Data to use:
* * *

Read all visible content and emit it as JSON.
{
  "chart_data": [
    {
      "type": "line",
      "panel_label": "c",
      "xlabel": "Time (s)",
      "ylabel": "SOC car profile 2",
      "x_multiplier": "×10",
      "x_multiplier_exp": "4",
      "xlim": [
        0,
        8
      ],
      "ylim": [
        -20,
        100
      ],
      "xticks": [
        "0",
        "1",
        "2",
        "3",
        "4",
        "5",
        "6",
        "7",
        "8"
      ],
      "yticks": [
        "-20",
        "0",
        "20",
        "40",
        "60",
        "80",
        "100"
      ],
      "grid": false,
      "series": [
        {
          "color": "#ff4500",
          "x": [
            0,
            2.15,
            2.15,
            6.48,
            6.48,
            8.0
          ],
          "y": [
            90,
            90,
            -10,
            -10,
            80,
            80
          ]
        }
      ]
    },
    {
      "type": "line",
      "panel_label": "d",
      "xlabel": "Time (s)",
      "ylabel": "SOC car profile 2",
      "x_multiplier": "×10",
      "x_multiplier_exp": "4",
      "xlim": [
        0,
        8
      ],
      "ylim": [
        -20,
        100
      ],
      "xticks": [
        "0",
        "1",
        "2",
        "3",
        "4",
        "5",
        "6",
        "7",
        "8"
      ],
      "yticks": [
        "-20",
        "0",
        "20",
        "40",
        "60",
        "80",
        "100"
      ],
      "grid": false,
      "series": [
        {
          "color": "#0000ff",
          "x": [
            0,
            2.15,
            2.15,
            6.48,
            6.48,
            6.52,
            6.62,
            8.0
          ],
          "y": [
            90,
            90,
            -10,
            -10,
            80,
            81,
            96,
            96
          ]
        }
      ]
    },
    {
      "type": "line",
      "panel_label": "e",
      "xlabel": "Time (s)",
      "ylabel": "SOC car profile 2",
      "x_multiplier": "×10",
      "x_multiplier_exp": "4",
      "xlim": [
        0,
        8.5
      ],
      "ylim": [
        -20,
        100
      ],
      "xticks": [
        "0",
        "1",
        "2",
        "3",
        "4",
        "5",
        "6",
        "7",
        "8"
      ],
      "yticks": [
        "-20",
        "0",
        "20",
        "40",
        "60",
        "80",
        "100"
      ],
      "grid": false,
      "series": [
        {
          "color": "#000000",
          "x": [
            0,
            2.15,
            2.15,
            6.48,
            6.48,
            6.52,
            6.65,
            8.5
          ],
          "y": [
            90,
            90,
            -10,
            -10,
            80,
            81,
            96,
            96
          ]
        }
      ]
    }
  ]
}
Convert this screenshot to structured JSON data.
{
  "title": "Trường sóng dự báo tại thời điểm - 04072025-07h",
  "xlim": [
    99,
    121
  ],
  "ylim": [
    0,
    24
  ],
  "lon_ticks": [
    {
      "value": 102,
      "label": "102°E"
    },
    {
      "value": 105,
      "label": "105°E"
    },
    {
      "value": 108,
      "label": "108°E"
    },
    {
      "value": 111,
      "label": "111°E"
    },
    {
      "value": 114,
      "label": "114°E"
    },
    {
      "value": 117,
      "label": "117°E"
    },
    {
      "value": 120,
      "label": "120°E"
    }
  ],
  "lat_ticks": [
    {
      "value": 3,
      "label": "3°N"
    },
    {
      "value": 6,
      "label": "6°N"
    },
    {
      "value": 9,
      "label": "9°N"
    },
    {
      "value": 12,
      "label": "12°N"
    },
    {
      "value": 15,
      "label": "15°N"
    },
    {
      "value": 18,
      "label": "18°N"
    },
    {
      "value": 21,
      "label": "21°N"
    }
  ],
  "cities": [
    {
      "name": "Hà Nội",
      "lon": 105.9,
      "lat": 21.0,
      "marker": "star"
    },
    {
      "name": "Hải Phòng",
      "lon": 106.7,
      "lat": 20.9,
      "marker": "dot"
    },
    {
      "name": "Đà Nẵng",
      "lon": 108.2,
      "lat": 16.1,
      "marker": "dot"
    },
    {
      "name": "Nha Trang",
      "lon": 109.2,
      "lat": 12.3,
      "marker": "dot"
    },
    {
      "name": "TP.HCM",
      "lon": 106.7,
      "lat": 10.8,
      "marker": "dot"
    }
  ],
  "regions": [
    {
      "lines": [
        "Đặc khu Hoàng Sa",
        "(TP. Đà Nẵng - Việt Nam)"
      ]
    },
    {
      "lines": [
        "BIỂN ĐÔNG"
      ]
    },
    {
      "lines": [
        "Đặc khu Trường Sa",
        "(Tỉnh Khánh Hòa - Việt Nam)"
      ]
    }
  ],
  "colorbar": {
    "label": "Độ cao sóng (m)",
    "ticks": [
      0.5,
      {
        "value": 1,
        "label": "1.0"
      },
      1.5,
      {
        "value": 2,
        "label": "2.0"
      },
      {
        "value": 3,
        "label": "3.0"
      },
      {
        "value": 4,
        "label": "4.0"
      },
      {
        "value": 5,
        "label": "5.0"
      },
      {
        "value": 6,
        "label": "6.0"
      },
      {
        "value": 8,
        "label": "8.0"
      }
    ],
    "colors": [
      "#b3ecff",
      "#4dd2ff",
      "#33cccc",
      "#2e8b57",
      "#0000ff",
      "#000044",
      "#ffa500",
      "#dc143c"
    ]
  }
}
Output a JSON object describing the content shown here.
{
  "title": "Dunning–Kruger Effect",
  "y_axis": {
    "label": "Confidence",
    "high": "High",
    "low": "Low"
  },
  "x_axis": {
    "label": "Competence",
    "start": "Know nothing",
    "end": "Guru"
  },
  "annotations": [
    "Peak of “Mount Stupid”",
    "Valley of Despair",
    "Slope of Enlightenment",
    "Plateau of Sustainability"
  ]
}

* * *

What you are asked to do:
Pick out lines containing the word "Trường", each one as written.

Result of this exercise:
  "title": "Trường sóng dự báo tại thời điểm - 04072025-07h",
        "Đặc khu Trường Sa",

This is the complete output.